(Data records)
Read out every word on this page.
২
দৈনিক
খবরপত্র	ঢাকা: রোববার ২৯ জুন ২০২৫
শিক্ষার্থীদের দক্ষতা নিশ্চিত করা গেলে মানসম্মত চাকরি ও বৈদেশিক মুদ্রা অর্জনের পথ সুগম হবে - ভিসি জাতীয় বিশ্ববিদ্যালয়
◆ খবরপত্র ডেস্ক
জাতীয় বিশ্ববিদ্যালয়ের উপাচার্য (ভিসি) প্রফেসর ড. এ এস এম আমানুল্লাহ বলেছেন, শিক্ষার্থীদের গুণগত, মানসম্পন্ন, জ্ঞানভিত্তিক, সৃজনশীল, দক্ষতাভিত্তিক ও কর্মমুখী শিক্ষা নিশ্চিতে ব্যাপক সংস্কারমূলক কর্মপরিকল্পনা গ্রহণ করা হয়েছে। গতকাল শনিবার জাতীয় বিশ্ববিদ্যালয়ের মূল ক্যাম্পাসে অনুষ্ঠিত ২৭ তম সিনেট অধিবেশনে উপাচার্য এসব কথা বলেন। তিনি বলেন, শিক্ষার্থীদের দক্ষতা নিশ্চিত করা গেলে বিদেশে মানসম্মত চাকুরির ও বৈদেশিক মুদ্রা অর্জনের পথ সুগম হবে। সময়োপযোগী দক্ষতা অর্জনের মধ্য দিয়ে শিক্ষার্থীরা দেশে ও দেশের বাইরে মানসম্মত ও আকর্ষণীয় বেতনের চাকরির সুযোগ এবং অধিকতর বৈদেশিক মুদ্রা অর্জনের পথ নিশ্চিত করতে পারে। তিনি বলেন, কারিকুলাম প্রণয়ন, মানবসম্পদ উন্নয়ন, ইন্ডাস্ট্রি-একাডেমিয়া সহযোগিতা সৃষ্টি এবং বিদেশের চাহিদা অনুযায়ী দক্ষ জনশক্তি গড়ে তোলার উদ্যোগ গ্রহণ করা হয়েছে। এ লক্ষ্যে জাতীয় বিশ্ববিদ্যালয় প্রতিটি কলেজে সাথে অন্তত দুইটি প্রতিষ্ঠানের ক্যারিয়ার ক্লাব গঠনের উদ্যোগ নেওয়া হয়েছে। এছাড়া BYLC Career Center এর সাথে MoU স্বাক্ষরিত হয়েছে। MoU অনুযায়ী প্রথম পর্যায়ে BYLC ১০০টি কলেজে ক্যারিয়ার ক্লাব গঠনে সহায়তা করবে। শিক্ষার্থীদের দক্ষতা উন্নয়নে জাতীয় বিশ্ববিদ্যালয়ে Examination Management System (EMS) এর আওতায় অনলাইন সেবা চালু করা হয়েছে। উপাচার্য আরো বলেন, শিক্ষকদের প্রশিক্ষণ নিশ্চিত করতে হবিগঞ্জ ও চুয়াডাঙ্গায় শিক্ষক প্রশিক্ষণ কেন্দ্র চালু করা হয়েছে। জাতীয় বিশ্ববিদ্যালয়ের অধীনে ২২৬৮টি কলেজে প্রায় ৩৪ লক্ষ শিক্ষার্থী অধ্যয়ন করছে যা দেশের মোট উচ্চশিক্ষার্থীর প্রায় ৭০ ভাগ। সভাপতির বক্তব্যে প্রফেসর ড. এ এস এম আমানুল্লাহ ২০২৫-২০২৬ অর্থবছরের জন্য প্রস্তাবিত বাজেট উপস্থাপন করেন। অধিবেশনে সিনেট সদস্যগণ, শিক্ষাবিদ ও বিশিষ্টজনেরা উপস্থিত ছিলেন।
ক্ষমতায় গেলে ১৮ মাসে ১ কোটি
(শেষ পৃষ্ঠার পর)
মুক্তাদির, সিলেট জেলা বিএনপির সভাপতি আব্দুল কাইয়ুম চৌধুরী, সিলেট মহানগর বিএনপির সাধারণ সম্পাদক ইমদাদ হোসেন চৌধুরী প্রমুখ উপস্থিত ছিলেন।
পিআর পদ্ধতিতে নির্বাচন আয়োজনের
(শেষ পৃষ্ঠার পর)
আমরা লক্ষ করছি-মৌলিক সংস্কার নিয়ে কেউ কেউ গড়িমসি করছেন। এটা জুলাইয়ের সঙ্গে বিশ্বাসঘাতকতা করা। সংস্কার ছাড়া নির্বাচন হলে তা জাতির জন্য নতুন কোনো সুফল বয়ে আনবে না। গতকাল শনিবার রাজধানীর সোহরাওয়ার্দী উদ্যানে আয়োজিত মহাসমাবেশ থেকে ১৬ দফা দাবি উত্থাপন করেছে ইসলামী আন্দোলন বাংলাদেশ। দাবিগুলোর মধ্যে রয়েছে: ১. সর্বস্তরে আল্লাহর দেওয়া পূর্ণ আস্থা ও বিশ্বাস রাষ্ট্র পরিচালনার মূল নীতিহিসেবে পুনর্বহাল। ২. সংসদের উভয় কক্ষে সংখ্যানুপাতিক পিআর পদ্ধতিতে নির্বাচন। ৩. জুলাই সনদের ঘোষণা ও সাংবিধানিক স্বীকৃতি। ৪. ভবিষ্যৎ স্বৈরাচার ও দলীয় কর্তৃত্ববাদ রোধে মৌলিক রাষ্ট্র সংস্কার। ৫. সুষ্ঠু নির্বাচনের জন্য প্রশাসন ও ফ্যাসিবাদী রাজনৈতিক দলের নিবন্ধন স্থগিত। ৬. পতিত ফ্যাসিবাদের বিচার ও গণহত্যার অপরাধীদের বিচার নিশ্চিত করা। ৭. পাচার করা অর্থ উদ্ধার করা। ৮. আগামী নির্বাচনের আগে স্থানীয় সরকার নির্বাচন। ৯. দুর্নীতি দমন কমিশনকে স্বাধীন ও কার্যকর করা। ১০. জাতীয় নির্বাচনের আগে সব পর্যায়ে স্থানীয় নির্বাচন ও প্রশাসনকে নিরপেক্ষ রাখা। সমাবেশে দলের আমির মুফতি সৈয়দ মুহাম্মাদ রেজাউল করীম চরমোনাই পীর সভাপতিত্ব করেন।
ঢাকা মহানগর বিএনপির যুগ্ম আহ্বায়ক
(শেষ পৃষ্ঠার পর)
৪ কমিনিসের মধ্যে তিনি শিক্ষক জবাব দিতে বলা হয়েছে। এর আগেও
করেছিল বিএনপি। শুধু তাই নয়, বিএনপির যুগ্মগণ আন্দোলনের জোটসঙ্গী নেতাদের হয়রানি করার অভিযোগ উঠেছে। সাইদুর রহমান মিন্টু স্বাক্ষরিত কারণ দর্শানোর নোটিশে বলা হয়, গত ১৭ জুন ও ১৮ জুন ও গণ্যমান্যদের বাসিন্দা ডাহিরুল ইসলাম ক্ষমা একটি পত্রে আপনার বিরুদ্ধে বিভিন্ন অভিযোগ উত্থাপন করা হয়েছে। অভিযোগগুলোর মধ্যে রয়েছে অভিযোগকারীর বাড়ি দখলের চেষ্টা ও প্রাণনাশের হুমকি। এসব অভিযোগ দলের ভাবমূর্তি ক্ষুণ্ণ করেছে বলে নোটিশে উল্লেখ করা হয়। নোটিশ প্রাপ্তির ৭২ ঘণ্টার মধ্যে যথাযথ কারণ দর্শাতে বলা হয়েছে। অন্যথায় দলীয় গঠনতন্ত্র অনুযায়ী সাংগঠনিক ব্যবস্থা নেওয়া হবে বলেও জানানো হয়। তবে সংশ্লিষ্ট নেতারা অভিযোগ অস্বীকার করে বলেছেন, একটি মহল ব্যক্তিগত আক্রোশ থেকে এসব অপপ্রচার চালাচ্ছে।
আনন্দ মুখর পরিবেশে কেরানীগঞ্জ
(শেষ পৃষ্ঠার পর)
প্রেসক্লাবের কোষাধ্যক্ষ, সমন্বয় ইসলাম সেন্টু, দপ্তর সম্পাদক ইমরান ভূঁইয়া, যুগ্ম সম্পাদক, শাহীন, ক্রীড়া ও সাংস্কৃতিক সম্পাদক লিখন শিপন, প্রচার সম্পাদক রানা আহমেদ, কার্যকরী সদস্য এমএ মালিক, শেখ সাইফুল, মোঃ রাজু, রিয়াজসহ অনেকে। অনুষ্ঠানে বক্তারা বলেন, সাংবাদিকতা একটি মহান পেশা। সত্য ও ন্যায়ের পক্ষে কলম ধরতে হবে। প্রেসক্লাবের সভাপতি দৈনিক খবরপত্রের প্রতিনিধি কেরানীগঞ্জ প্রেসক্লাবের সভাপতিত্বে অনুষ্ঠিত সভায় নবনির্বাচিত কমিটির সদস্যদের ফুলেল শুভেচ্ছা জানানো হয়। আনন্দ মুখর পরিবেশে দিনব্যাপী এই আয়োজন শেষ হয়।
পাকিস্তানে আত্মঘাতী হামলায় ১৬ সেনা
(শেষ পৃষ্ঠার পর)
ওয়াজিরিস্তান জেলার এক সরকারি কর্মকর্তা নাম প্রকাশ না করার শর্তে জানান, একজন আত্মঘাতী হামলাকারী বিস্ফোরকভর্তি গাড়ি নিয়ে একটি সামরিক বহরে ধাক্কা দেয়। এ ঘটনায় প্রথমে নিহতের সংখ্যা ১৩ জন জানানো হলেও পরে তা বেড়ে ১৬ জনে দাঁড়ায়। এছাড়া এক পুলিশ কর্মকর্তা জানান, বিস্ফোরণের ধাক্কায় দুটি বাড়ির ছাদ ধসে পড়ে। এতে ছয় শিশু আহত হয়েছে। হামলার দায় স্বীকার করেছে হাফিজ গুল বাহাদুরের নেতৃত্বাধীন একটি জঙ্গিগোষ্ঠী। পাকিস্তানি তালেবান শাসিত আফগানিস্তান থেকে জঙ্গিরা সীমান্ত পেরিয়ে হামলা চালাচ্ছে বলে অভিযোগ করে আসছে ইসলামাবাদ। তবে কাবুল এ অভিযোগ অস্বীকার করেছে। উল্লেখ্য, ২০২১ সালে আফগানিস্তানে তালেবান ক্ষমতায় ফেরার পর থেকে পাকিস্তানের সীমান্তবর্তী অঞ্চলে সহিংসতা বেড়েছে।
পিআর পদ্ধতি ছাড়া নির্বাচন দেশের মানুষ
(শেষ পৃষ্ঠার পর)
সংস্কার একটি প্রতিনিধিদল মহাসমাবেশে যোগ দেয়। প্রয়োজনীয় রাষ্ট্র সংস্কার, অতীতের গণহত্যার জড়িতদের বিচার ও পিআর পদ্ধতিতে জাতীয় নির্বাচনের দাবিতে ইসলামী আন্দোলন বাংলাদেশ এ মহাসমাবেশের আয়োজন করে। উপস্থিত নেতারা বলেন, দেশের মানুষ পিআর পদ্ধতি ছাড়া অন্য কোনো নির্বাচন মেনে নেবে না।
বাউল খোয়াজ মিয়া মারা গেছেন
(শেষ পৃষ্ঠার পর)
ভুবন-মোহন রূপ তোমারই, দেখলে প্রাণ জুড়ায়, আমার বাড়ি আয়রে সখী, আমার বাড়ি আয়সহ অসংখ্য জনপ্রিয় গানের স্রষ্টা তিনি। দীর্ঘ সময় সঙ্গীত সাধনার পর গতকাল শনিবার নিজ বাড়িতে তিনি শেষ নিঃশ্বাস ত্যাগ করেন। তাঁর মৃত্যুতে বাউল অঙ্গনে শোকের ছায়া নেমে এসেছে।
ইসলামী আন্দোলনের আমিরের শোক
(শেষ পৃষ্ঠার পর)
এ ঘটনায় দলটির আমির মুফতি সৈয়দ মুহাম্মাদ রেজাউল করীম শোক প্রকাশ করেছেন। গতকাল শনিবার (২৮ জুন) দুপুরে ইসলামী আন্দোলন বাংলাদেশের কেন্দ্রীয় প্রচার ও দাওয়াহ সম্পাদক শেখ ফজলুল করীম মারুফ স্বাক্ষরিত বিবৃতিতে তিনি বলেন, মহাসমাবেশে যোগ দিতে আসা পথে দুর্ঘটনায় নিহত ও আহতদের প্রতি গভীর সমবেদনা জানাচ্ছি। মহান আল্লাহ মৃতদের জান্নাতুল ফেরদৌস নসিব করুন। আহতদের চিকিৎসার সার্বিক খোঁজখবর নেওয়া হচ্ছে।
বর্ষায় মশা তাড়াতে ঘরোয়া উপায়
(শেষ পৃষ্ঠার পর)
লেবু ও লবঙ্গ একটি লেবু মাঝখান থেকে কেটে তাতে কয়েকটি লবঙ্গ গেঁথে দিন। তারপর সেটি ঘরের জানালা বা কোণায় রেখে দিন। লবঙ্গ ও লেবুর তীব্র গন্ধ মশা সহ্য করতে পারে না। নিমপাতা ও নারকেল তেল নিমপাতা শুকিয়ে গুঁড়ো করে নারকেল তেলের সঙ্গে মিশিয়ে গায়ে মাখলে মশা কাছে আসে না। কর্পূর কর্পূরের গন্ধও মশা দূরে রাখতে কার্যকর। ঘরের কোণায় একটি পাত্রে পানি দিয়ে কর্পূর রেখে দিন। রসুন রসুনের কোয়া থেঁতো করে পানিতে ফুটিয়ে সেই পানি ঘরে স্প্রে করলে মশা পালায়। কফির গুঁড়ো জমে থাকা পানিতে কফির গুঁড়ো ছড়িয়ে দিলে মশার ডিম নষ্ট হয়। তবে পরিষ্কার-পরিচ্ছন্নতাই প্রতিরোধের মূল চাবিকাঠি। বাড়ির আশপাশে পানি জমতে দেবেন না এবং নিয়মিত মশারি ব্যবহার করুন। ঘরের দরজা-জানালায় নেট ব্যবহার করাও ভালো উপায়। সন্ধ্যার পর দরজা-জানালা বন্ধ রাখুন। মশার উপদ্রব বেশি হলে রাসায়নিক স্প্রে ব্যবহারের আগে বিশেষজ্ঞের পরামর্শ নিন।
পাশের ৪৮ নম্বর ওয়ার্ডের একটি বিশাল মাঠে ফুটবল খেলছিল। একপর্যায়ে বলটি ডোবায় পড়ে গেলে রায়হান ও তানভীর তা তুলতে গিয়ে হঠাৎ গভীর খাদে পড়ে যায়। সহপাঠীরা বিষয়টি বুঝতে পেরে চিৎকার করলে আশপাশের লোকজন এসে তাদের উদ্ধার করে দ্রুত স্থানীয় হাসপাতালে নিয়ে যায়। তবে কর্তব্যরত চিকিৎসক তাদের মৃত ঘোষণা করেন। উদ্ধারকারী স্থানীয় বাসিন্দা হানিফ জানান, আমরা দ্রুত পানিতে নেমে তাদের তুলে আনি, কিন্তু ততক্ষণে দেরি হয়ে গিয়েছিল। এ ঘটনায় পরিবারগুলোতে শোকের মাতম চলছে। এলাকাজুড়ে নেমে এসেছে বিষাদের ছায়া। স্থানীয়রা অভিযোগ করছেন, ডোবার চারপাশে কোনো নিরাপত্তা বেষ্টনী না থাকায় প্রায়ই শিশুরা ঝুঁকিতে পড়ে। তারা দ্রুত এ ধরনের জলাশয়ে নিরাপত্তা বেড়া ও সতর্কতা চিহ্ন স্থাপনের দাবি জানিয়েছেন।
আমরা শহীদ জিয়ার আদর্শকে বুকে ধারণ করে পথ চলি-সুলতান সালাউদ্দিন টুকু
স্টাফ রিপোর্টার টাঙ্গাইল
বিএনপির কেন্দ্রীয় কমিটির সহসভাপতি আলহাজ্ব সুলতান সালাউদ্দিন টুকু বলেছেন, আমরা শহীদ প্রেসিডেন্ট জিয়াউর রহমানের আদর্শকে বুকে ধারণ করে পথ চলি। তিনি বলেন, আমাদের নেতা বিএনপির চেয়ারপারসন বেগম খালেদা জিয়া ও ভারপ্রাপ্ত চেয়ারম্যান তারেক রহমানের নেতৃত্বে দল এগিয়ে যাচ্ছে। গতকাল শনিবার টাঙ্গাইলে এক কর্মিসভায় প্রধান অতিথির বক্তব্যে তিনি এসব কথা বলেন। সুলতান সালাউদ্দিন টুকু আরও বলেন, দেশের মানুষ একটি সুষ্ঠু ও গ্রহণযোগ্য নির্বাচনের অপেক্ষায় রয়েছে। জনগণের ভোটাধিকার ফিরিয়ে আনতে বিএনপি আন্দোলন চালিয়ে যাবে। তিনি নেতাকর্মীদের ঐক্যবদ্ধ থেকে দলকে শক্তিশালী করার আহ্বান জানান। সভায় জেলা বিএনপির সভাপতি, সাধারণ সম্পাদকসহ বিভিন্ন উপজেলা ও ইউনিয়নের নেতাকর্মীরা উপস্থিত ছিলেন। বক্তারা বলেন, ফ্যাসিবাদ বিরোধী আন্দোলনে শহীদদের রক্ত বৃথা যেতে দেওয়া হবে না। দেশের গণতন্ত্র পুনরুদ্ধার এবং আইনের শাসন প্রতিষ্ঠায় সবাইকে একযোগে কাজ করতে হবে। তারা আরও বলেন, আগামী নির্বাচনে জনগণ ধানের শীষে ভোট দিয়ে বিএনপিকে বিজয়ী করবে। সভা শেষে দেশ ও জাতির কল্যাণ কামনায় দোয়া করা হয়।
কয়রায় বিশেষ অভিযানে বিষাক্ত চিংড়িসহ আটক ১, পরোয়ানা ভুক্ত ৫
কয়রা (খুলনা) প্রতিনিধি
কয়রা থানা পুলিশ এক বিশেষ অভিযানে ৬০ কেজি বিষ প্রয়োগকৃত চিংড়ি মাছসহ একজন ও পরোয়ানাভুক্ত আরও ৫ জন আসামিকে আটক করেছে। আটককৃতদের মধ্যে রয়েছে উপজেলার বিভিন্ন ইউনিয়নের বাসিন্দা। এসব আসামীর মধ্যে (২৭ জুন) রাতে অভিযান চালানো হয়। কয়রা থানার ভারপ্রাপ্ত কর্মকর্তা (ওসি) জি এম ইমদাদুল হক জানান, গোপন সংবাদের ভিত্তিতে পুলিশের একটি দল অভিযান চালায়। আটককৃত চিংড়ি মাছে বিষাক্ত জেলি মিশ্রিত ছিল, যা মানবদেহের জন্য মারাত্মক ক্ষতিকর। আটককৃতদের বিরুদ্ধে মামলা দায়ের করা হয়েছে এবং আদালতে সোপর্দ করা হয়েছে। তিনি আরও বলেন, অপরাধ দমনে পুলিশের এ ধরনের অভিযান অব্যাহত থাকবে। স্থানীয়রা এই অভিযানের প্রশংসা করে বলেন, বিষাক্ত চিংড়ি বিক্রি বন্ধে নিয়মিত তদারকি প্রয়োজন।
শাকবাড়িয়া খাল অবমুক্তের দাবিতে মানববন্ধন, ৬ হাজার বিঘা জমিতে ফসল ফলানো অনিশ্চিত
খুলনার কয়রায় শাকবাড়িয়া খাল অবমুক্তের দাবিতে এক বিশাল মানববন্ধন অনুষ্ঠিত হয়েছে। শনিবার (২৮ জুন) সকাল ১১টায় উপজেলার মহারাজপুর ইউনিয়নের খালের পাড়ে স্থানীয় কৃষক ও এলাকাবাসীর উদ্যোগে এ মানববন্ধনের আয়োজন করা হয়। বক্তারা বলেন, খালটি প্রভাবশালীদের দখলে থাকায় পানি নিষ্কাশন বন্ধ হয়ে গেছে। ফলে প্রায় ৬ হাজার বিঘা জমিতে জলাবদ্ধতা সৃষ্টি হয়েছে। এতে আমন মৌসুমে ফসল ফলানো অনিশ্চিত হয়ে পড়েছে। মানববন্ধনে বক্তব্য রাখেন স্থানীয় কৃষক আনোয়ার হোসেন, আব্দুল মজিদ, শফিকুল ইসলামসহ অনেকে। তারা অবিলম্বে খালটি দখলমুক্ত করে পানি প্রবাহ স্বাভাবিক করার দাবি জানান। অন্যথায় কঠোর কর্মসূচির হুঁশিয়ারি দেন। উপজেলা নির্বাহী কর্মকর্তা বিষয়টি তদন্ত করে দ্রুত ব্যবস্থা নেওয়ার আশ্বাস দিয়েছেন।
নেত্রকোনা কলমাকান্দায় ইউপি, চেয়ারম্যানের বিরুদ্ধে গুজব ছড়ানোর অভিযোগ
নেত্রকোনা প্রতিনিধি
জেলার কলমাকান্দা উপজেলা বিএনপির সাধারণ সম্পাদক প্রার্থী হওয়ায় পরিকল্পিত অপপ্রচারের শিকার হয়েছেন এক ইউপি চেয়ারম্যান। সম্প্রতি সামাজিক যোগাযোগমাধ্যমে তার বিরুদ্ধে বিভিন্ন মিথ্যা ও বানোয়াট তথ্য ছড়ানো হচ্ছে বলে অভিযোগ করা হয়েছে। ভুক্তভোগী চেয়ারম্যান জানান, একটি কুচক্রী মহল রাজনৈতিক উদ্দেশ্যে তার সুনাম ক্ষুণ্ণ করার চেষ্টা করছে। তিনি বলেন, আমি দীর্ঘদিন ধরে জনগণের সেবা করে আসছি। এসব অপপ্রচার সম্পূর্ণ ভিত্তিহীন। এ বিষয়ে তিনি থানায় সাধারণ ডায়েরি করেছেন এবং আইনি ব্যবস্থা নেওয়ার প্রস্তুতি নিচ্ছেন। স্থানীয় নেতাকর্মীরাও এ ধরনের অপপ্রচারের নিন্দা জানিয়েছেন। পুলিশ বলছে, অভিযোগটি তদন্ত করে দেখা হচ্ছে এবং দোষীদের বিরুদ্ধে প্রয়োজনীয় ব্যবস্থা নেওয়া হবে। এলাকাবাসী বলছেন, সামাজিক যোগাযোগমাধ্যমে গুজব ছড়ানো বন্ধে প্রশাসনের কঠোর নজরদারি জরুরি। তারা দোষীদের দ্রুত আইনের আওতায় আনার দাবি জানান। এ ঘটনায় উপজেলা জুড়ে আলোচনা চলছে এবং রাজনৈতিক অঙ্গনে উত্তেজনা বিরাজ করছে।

__WRITTEN REQUEST__. Copy every line that contains the string "খবরপত".

__FULL ANSWER__.
খবরপত্র	ঢাকা: রোববার ২৯ জুন ২০২৫
◆ খবরপত্র ডেস্ক
প্রেসক্লাবের কোষাধ্যক্ষ, সমন্বয় ইসলাম সেন্টু, দপ্তর সম্পাদক ইমরান ভূঁইয়া, যুগ্ম সম্পাদক, শাহীন, ক্রীড়া ও সাংস্কৃতিক সম্পাদক লিখন শিপন, প্রচার সম্পাদক রানা আহমেদ, কার্যকরী সদস্য এমএ মালিক, শেখ সাইফুল, মোঃ রাজু, রিয়াজসহ অনেকে। অনুষ্ঠানে বক্তারা বলেন, সাংবাদিকতা একটি মহান পেশা। সত্য ও ন্যায়ের পক্ষে কলম ধরতে হবে। প্রেসক্লাবের সভাপতি দৈনিক খবরপত্রের প্রতিনিধি কেরানীগঞ্জ প্রেসক্লাবের সভাপতিত্বে অনুষ্ঠিত সভায় নবনির্বাচিত কমিটির সদস্যদের ফুলেল শুভেচ্ছা জানানো হয়। আনন্দ মুখর পরিবেশে দিনব্যাপী এই আয়োজন শেষ হয়।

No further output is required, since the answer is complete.